*** DATASET ***

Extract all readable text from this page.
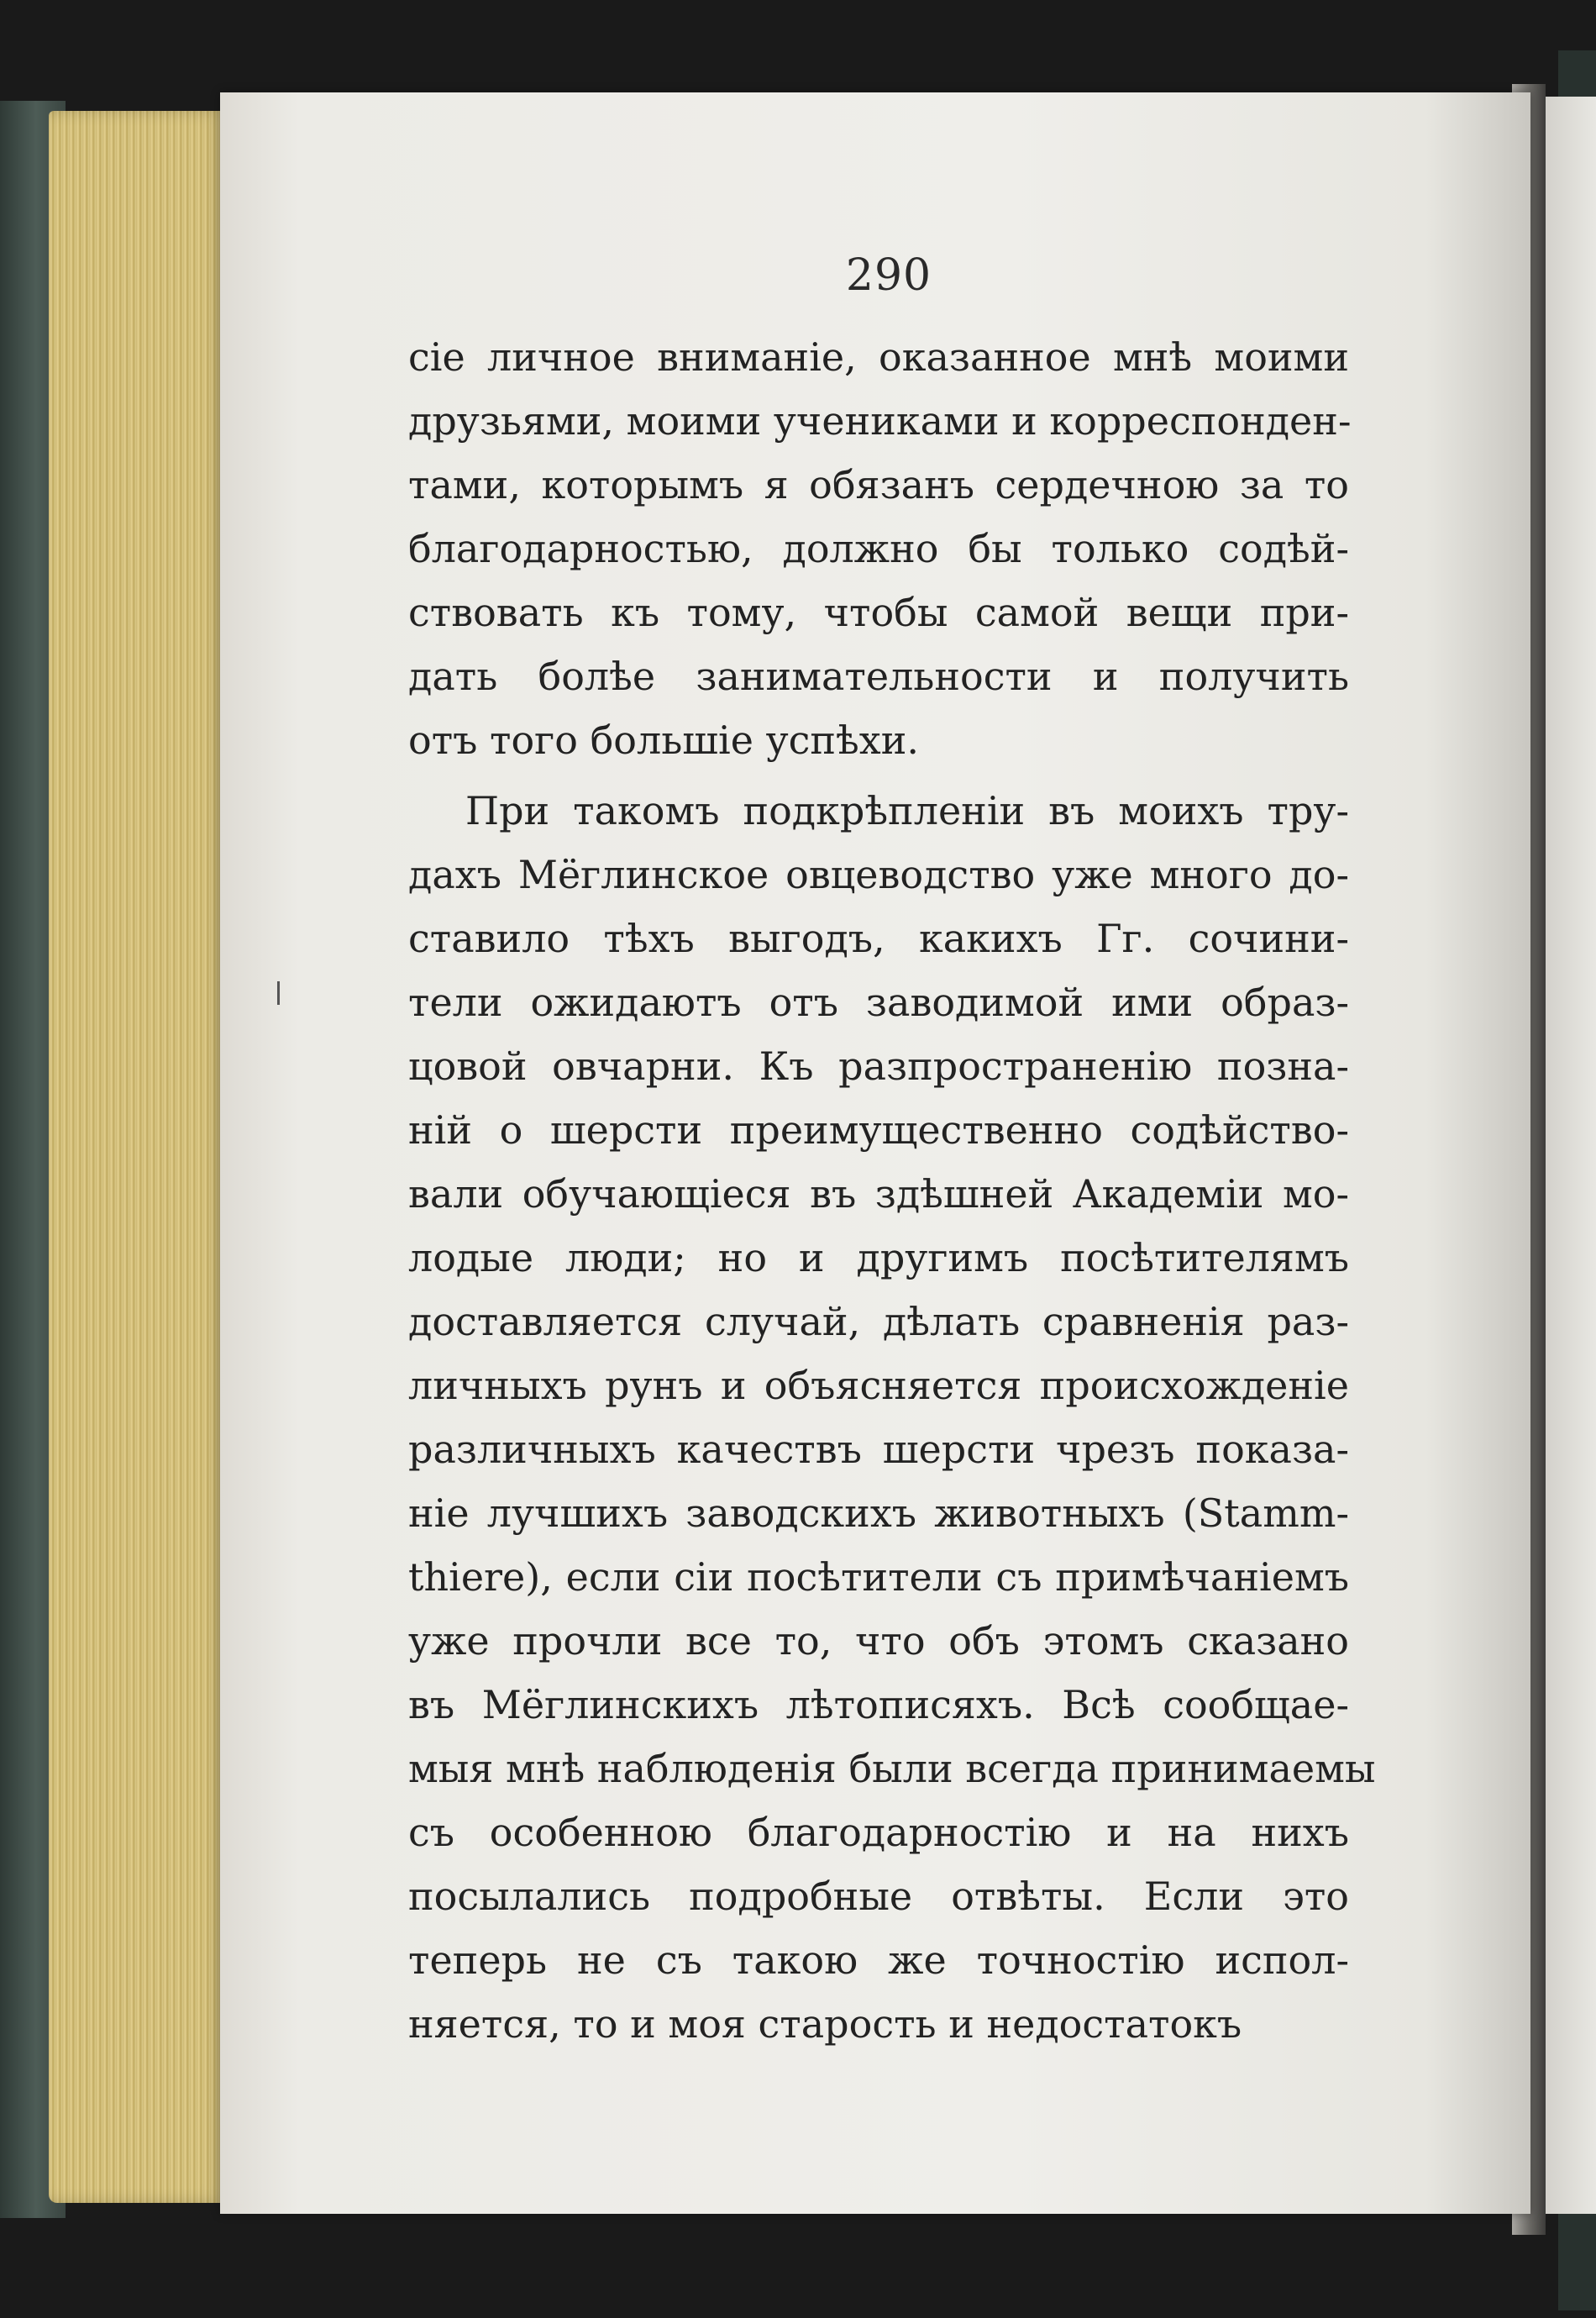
290
сіе личное вниманіе, оказанное мнѣ моими
друзьями, моими учениками и корреспонден-
тами, которымъ я обязанъ сердечною за то
благодарностью, должно бы только содѣй-
ствовать къ тому, чтобы самой вещи при-
дать болѣе занимательности и получить
отъ того большіе успѣхи.
При такомъ подкрѣпленіи въ моихъ тру-
дахъ Мёглинское овцеводство уже много до-
ставило тѣхъ выгодъ, какихъ Гг. сочини-
тели ожидаютъ отъ заводимой ими образ-
цовой овчарни. Къ разпространенію позна-
ній о шерсти преимущественно содѣйство-
вали обучающіеся въ здѣшней Академіи мо-
лодые люди; но и другимъ посѣтителямъ
доставляется случай, дѣлать сравненія раз-
личныхъ рунъ и объясняется происхожденіе
различныхъ качествъ шерсти чрезъ показа-
ніе лучшихъ заводскихъ животныхъ (Stamm-
thiere), если сіи посѣтители съ примѣчаніемъ
уже прочли все то, что объ этомъ сказано
въ Мёглинскихъ лѣтописяхъ. Всѣ сообщае-
мыя мнѣ наблюденія были всегда принимаемы
съ особенною благодарностію и на нихъ
посылались подробные отвѣты. Если это
теперь не съ такою же точностію испол-
няется, то и моя старость и недостатокъ
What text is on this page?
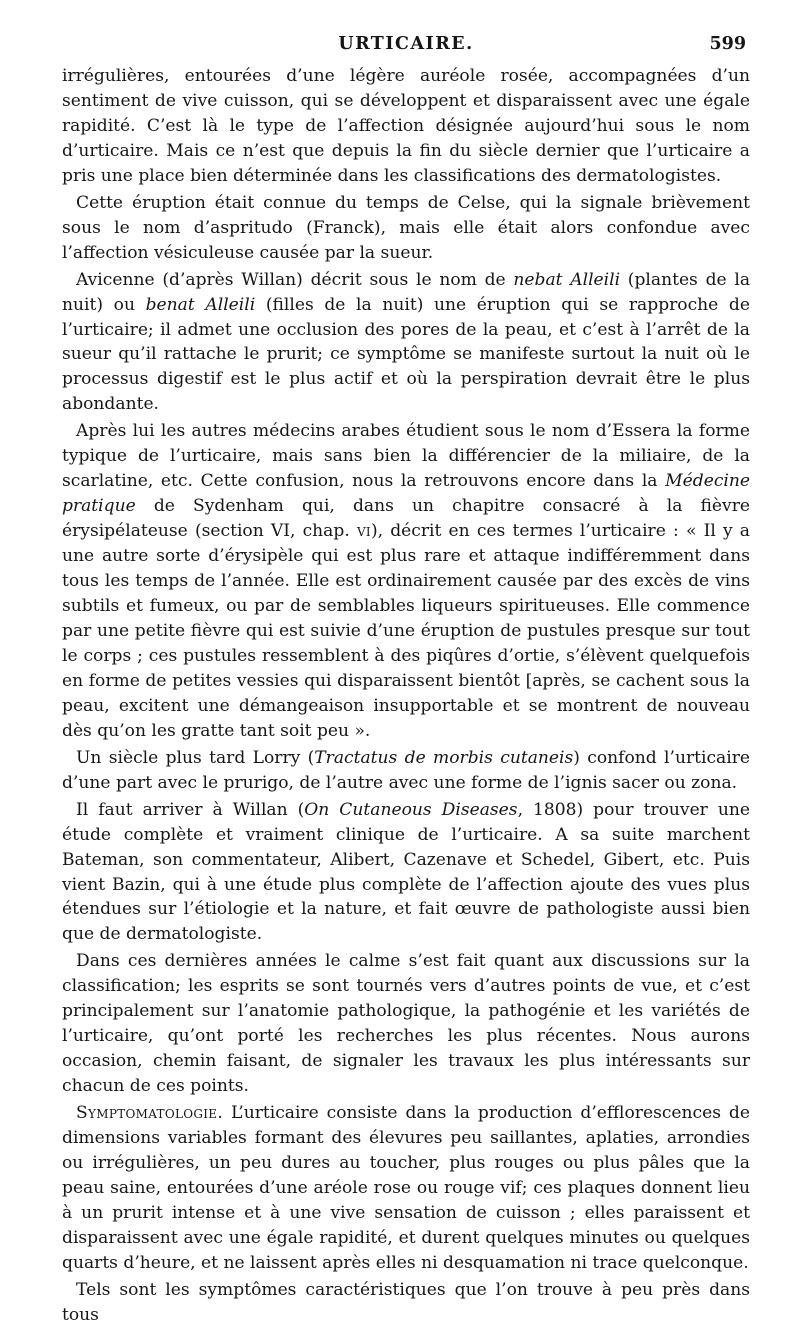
URTICAIRE.	599

irrégulières, entourées d’une légère auréole rosée, accompagnées d’un sentiment de vive cuisson, qui se développent et disparaissent avec une égale rapidité. C’est là le type de l’affection désignée aujourd’hui sous le nom d’urticaire. Mais ce n’est que depuis la fin du siècle dernier que l’urticaire a pris une place bien déterminée dans les classifications des dermatologistes.

Cette éruption était connue du temps de Celse, qui la signale brièvement sous le nom d’aspritudo (Franck), mais elle était alors confondue avec l’affection vésiculeuse causée par la sueur.

Avicenne (d’après Willan) décrit sous le nom de nebat Alleili (plantes de la nuit) ou benat Alleili (filles de la nuit) une éruption qui se rapproche de l’urticaire; il admet une occlusion des pores de la peau, et c’est à l’arrêt de la sueur qu’il rattache le prurit; ce symptôme se manifeste surtout la nuit où le processus digestif est le plus actif et où la perspiration devrait être le plus abondante.

Après lui les autres médecins arabes étudient sous le nom d’Essera la forme typique de l’urticaire, mais sans bien la différencier de la miliaire, de la scarlatine, etc. Cette confusion, nous la retrouvons encore dans la Médecine pratique de Sydenham qui, dans un chapitre consacré à la fièvre érysipélateuse (section VI, chap. vi), décrit en ces termes l’urticaire : « Il y a une autre sorte d’érysipèle qui est plus rare et attaque indifféremment dans tous les temps de l’année. Elle est ordinairement causée par des excès de vins subtils et fumeux, ou par de semblables liqueurs spiritueuses. Elle commence par une petite fièvre qui est suivie d’une éruption de pustules presque sur tout le corps ; ces pustules ressemblent à des piqûres d’ortie, s’élèvent quelquefois en forme de petites vessies qui disparaissent bientôt [après, se cachent sous la peau, excitent une démangeaison insupportable et se montrent de nouveau dès qu’on les gratte tant soit peu ».

Un siècle plus tard Lorry (Tractatus de morbis cutaneis) confond l’urticaire d’une part avec le prurigo, de l’autre avec une forme de l’ignis sacer ou zona.

Il faut arriver à Willan (On Cutaneous Diseases, 1808) pour trouver une étude complète et vraiment clinique de l’urticaire. A sa suite marchent Bateman, son commentateur, Alibert, Cazenave et Schedel, Gibert, etc. Puis vient Bazin, qui à une étude plus complète de l’affection ajoute des vues plus étendues sur l’étiologie et la nature, et fait œuvre de pathologiste aussi bien que de dermatologiste.

Dans ces dernières années le calme s’est fait quant aux discussions sur la classification; les esprits se sont tournés vers d’autres points de vue, et c’est principalement sur l’anatomie pathologique, la pathogénie et les variétés de l’urticaire, qu’ont porté les recherches les plus récentes. Nous aurons occasion, chemin faisant, de signaler les travaux les plus intéressants sur chacun de ces points.

Symptomatologie. L’urticaire consiste dans la production d’efflorescences de dimensions variables formant des élevures peu saillantes, aplaties, arrondies ou irrégulières, un peu dures au toucher, plus rouges ou plus pâles que la peau saine, entourées d’une aréole rose ou rouge vif; ces plaques donnent lieu à un prurit intense et à une vive sensation de cuisson ; elles paraissent et disparaissent avec une égale rapidité, et durent quelques minutes ou quelques quarts d’heure, et ne laissent après elles ni desquamation ni trace quelconque.

Tels sont les symptômes caractéristiques que l’on trouve à peu près dans tous
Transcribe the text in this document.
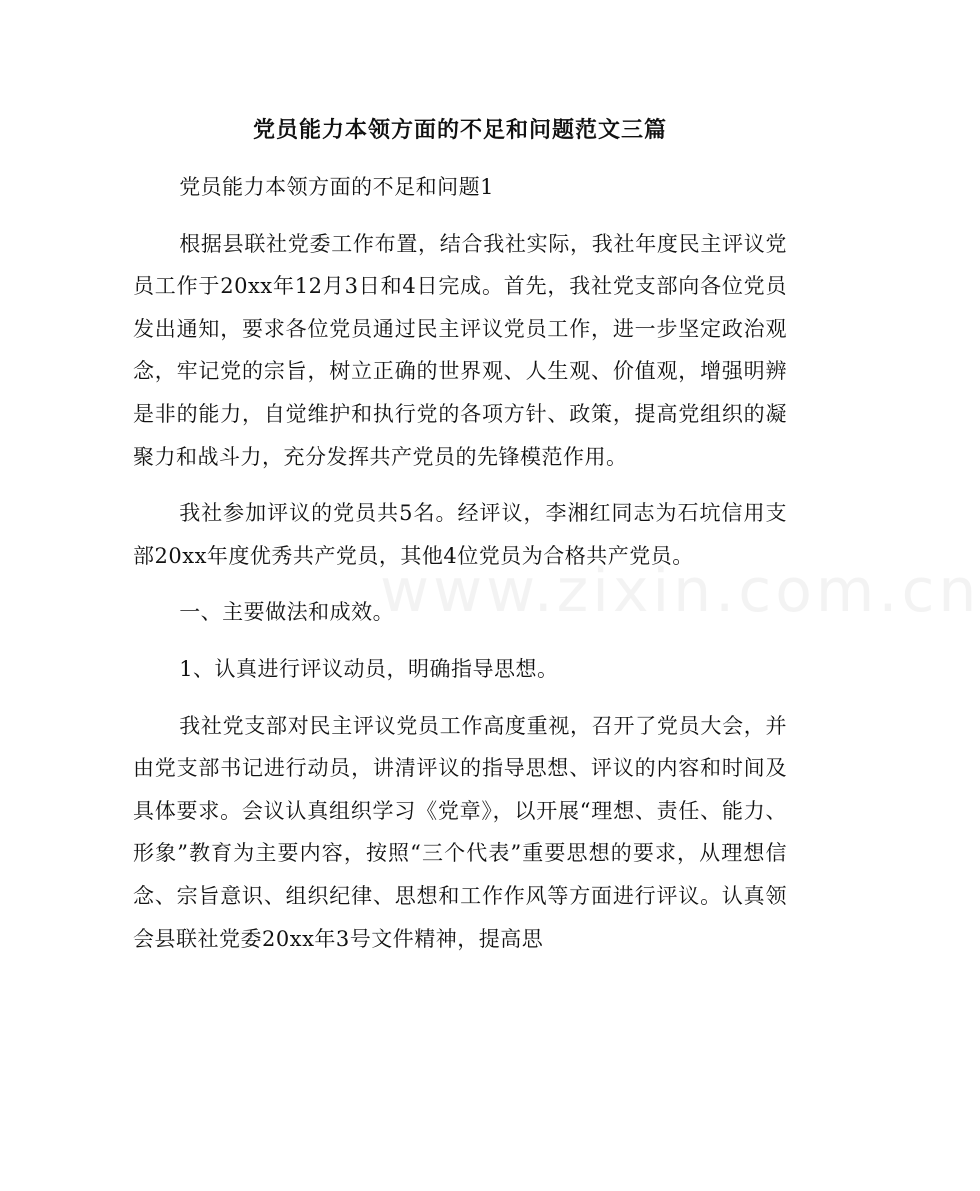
党员能力本领方面的不足和问题范文三篇

党员能力本领方面的不足和问题1

根据县联社党委工作布置，结合我社实际，我社年度民主评议党员工作于20xx年12月3日和4日完成。首先，我社党支部向各位党员发出通知，要求各位党员通过民主评议党员工作，进一步坚定政治观念，牢记党的宗旨，树立正确的世界观、人生观、价值观，增强明辨是非的能力，自觉维护和执行党的各项方针、政策，提高党组织的凝聚力和战斗力，充分发挥共产党员的先锋模范作用。

我社参加评议的党员共5名。经评议，李湘红同志为石坑信用支部20xx年度优秀共产党员，其他4位党员为合格共产党员。

一、主要做法和成效。

1、认真进行评议动员，明确指导思想。

我社党支部对民主评议党员工作高度重视，召开了党员大会，并由党支部书记进行动员，讲清评议的指导思想、评议的内容和时间及具体要求。会议认真组织学习《党章》，以开展“理想、责任、能力、形象”教育为主要内容，按照“三个代表”重要思想的要求，从理想信念、宗旨意识、组织纪律、思想和工作作风等方面进行评议。认真领会县联社党委20xx年3号文件精神，提高思

www.zixin.com.cn
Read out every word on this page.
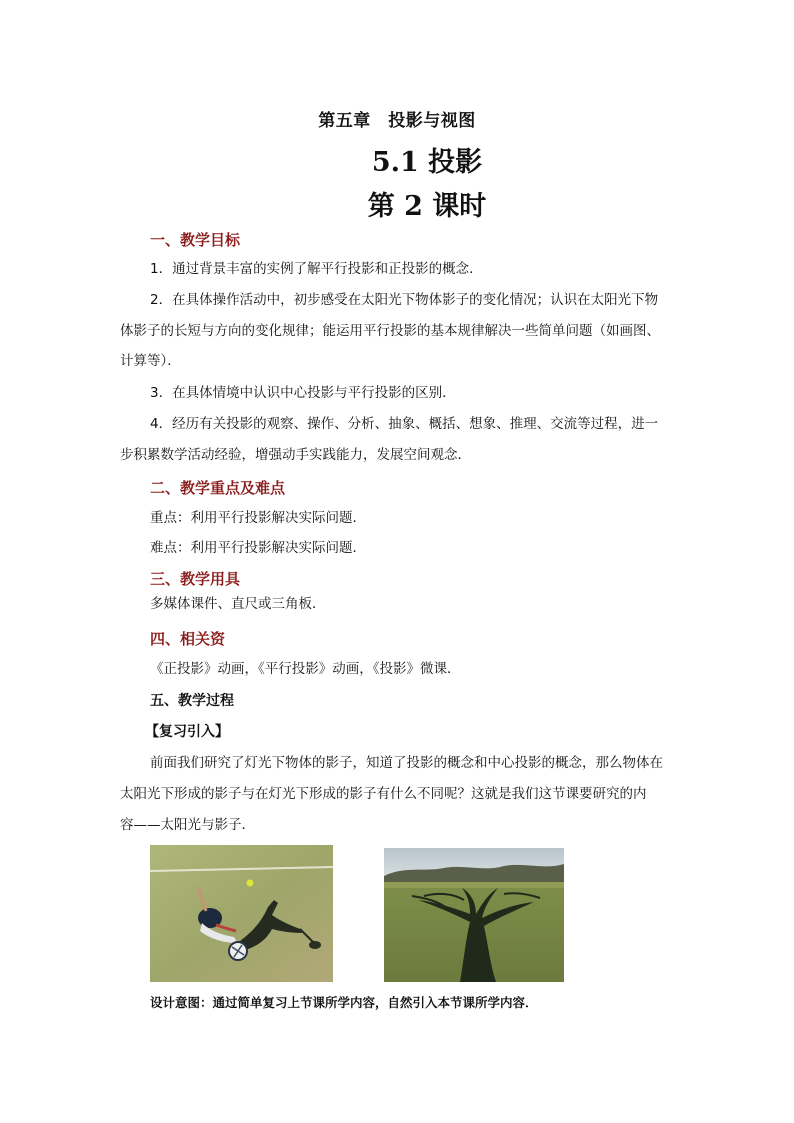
第五章　投影与视图
5.1 投影
第 2 课时
一、教学目标
1．通过背景丰富的实例了解平行投影和正投影的概念．
2．在具体操作活动中，初步感受在太阳光下物体影子的变化情况；认识在太阳光下物
体影子的长短与方向的变化规律；能运用平行投影的基本规律解决一些简单问题（如画图、
计算等）．
3．在具体情境中认识中心投影与平行投影的区别．
4．经历有关投影的观察、操作、分析、抽象、概括、想象、推理、交流等过程，进一
步积累数学活动经验，增强动手实践能力，发展空间观念．
二、教学重点及难点
重点：利用平行投影解决实际问题．
难点：利用平行投影解决实际问题．
三、教学用具
多媒体课件、直尺或三角板．
四、相关资
《正投影》动画，《平行投影》动画，《投影》微课．
五、教学过程
【复习引入】
前面我们研究了灯光下物体的影子，知道了投影的概念和中心投影的概念，那么物体在
太阳光下形成的影子与在灯光下形成的影子有什么不同呢？这就是我们这节课要研究的内
容——太阳光与影子．
设计意图：通过简单复习上节课所学内容，自然引入本节课所学内容．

***

From the data, list each line in which the string "моими" appears.

сіе личное вниманіе, оказанное мнѣ моими
друзьями, моими учениками и корреспонден-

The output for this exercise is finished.